**Written exercise:** Quote the records in full and leave their pictures out.

**Records to process:**

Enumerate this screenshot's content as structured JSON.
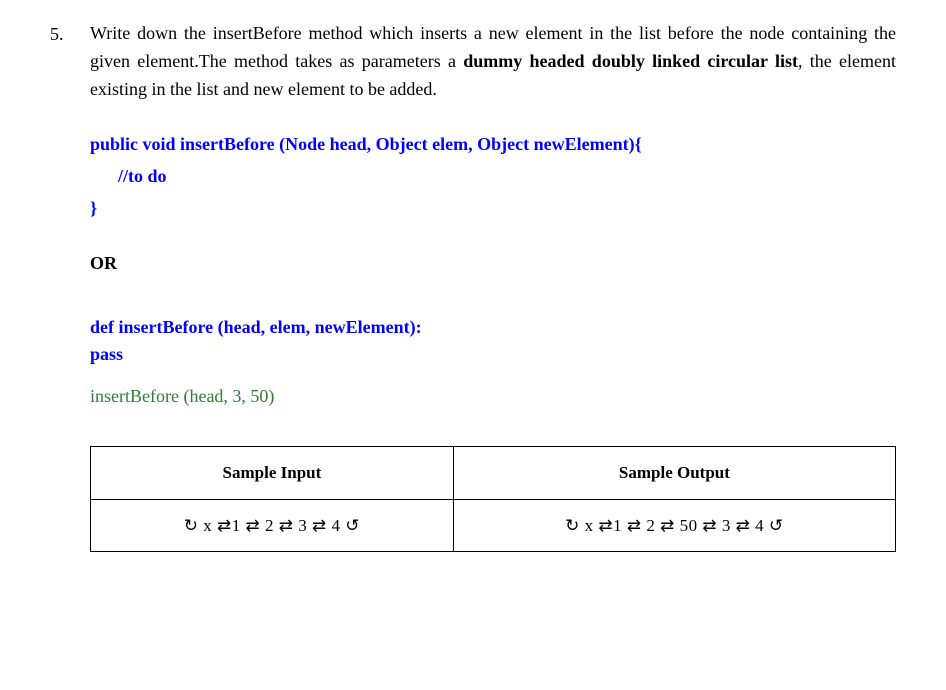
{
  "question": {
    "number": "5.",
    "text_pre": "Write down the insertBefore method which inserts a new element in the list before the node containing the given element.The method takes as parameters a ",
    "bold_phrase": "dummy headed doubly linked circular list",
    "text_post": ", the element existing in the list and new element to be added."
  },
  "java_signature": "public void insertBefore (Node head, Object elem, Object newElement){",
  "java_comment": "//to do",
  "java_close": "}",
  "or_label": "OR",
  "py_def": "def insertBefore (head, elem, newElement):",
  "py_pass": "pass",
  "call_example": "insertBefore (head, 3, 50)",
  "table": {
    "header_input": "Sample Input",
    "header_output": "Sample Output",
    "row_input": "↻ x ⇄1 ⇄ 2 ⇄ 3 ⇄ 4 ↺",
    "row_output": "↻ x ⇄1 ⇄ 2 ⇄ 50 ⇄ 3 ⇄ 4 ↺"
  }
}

**Solution for this task:**
Enumerate this screenshot's content as structured JSON.
{
  "question": {
    "number": "5.",
    "text_pre": "Write down the insertBefore method which inserts a new element in the list before the node containing the given element.The method takes as parameters a ",
    "bold_phrase": "dummy headed doubly linked circular list",
    "text_post": ", the element existing in the list and new element to be added."
  },
  "java_signature": "public void insertBefore (Node head, Object elem, Object newElement){",
  "java_comment": "//to do",
  "java_close": "}",
  "or_label": "OR",
  "py_def": "def insertBefore (head, elem, newElement):",
  "py_pass": "pass",
  "call_example": "insertBefore (head, 3, 50)",
  "table": {
    "header_input": "Sample Input",
    "header_output": "Sample Output",
    "row_input": "↻ x ⇄1 ⇄ 2 ⇄ 3 ⇄ 4 ↺",
    "row_output": "↻ x ⇄1 ⇄ 2 ⇄ 50 ⇄ 3 ⇄ 4 ↺"
  }
}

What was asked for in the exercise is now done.